---------- Exercise material

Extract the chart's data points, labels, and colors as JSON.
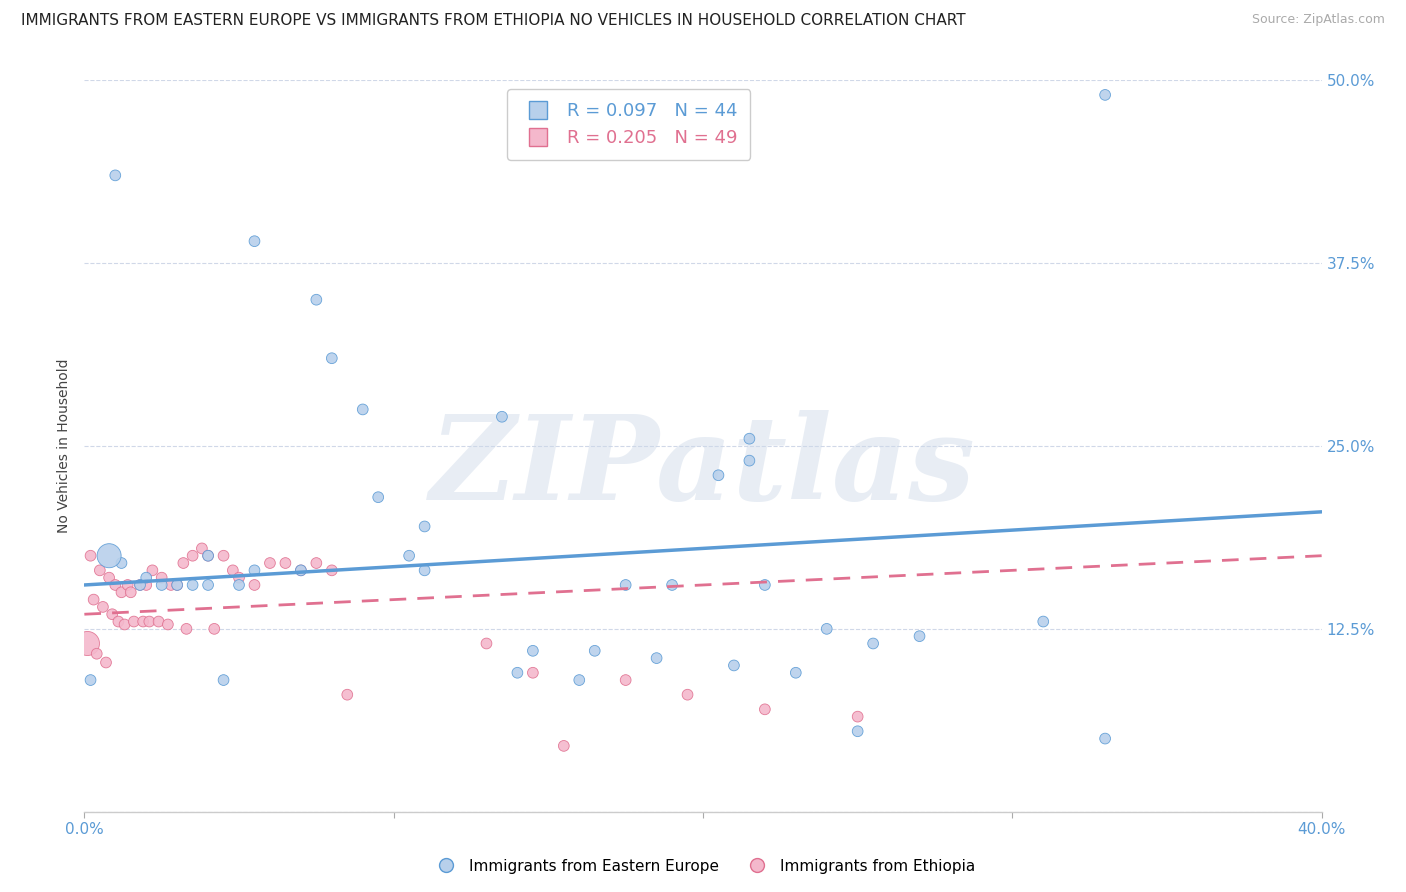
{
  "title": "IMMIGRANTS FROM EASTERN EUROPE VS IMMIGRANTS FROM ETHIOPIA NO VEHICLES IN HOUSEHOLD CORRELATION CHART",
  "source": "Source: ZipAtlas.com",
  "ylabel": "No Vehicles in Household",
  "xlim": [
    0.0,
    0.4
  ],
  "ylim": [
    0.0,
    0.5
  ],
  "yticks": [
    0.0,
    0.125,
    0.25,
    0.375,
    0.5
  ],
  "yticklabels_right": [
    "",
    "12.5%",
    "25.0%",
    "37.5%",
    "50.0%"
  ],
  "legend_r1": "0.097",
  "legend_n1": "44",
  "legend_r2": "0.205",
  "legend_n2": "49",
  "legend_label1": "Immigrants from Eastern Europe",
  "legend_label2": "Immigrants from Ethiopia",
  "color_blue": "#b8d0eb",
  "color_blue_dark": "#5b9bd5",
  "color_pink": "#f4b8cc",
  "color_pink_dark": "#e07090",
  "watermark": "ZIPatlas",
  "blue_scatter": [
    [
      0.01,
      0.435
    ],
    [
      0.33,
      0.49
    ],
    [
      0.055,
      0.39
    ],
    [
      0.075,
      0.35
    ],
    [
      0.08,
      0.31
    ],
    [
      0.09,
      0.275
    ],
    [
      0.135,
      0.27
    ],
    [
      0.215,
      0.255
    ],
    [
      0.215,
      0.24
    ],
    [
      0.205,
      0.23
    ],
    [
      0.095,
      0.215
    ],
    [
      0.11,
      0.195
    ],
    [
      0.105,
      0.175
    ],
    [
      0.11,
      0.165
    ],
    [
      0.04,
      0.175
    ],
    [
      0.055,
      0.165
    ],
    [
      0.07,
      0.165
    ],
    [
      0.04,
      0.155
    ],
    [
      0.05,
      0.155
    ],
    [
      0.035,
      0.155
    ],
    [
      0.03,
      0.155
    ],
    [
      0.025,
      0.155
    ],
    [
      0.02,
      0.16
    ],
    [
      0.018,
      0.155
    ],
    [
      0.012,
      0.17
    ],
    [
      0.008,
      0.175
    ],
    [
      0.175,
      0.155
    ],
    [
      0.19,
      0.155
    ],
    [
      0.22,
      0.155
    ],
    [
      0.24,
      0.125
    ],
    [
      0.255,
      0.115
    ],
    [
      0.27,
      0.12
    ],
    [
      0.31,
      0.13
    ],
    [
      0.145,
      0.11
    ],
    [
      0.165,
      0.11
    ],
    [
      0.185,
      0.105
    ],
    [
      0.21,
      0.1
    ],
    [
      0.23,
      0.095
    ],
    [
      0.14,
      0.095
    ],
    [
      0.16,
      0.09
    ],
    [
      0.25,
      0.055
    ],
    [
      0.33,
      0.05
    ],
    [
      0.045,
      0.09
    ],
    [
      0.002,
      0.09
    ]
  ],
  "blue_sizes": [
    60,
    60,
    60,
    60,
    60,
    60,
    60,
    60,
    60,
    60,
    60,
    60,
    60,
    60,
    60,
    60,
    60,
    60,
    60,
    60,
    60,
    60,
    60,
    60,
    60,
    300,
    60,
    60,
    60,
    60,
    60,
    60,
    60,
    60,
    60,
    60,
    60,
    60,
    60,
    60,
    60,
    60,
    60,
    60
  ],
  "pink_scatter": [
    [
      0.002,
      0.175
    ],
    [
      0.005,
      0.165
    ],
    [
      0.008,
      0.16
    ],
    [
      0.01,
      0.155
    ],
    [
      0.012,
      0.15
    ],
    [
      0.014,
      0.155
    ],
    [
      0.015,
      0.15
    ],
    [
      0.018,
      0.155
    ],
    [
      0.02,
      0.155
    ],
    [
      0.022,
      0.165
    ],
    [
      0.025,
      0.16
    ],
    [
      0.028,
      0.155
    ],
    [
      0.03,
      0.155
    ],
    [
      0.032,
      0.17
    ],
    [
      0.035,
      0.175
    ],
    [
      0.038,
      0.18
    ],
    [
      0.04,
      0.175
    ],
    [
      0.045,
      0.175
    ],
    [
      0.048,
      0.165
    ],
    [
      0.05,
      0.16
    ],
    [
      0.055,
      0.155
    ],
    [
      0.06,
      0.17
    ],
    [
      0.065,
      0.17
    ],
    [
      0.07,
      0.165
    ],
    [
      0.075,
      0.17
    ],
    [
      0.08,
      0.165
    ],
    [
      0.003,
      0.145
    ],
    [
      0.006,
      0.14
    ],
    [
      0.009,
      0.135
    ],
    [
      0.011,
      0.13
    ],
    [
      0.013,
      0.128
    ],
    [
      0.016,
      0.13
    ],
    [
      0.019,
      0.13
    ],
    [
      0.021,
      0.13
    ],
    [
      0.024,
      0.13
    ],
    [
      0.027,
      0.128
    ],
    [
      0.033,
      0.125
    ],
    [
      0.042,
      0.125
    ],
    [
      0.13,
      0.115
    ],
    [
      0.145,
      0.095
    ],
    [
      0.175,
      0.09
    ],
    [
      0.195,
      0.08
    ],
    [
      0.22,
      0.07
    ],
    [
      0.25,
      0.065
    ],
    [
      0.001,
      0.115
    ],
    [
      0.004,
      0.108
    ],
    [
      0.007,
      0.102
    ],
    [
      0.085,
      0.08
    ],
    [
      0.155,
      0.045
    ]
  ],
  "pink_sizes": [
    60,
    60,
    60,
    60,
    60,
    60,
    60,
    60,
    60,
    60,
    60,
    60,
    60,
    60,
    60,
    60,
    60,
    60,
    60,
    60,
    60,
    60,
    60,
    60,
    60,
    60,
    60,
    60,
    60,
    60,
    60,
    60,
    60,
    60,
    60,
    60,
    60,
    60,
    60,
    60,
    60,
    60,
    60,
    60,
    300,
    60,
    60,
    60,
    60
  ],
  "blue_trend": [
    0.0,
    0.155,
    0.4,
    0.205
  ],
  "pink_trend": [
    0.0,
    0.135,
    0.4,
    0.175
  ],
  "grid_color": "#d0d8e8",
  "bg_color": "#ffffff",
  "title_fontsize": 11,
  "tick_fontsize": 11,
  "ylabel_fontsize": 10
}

--------------------
---------- Exercise material

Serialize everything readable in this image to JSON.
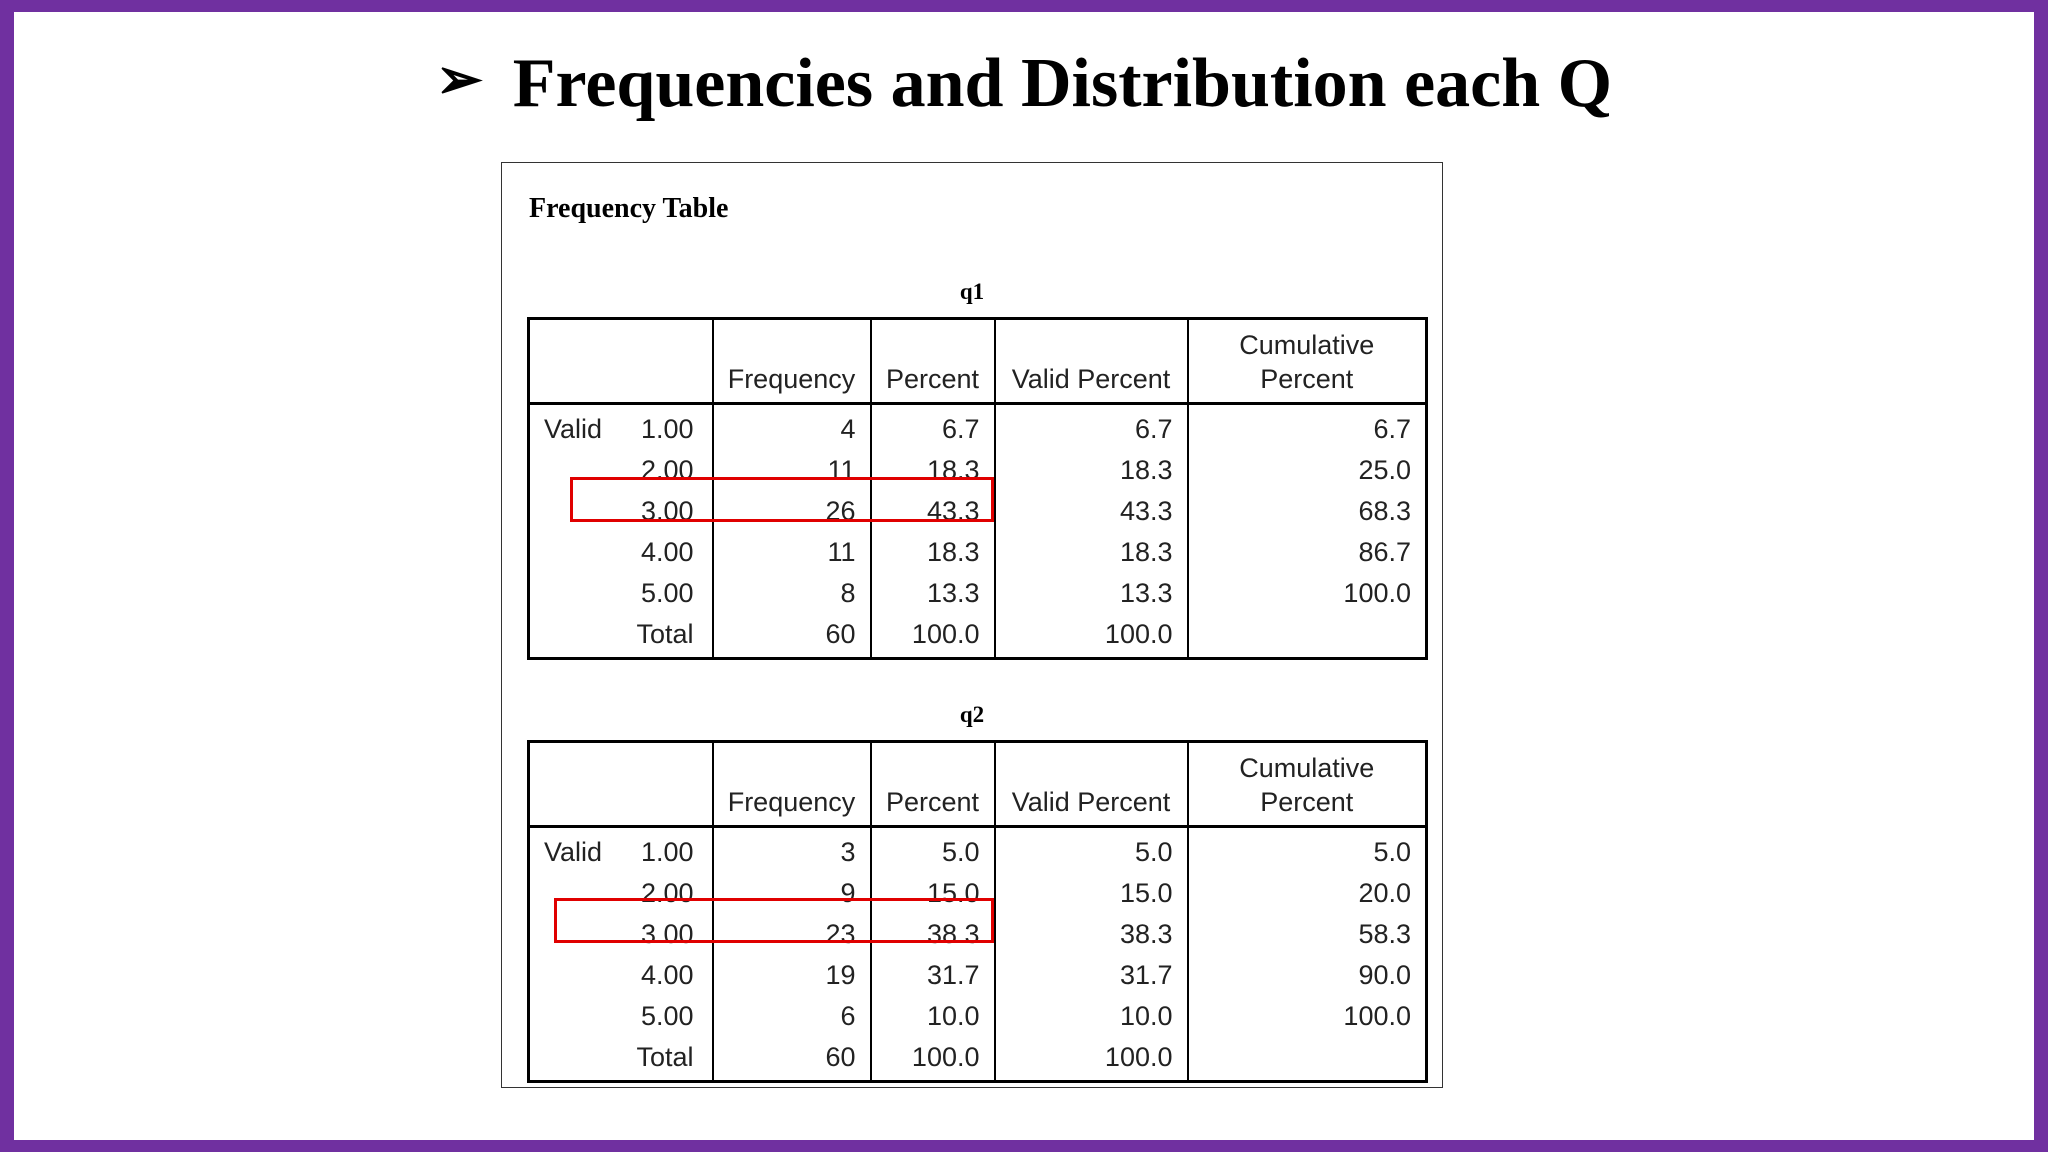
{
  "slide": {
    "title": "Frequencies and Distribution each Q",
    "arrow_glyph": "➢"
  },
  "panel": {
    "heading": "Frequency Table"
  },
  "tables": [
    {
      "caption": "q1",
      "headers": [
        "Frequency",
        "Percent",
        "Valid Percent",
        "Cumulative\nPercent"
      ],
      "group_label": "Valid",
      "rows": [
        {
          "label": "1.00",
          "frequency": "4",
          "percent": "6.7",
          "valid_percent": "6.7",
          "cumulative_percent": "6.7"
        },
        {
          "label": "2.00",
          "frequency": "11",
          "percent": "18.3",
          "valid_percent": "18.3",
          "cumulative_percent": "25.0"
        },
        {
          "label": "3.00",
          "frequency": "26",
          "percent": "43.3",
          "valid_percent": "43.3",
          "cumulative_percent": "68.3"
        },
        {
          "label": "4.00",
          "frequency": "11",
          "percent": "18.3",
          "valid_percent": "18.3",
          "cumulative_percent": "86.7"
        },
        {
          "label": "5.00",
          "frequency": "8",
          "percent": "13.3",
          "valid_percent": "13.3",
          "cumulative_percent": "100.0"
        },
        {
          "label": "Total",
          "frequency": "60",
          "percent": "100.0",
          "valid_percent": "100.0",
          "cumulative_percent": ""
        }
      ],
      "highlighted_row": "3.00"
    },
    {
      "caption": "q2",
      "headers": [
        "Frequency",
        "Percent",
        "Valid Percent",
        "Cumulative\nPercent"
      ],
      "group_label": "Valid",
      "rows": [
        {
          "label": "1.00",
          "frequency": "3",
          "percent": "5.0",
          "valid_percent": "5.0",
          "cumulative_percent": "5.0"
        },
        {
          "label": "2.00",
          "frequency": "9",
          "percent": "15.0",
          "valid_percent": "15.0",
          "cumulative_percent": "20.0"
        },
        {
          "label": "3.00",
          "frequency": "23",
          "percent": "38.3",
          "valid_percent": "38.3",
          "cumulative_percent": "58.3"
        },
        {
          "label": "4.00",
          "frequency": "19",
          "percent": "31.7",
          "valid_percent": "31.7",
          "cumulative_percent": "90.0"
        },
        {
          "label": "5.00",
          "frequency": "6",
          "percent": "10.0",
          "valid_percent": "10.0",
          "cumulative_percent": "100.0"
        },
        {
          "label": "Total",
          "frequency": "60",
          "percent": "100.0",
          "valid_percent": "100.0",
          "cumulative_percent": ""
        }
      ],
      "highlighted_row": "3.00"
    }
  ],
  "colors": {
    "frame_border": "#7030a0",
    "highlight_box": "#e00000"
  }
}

--------------------

**Problem to solve:**
Which lines contain "colors"? Copy each of them.

**Solution to the problem:**
Extract the chart's data points, labels, and colors as JSON.
  "colors": {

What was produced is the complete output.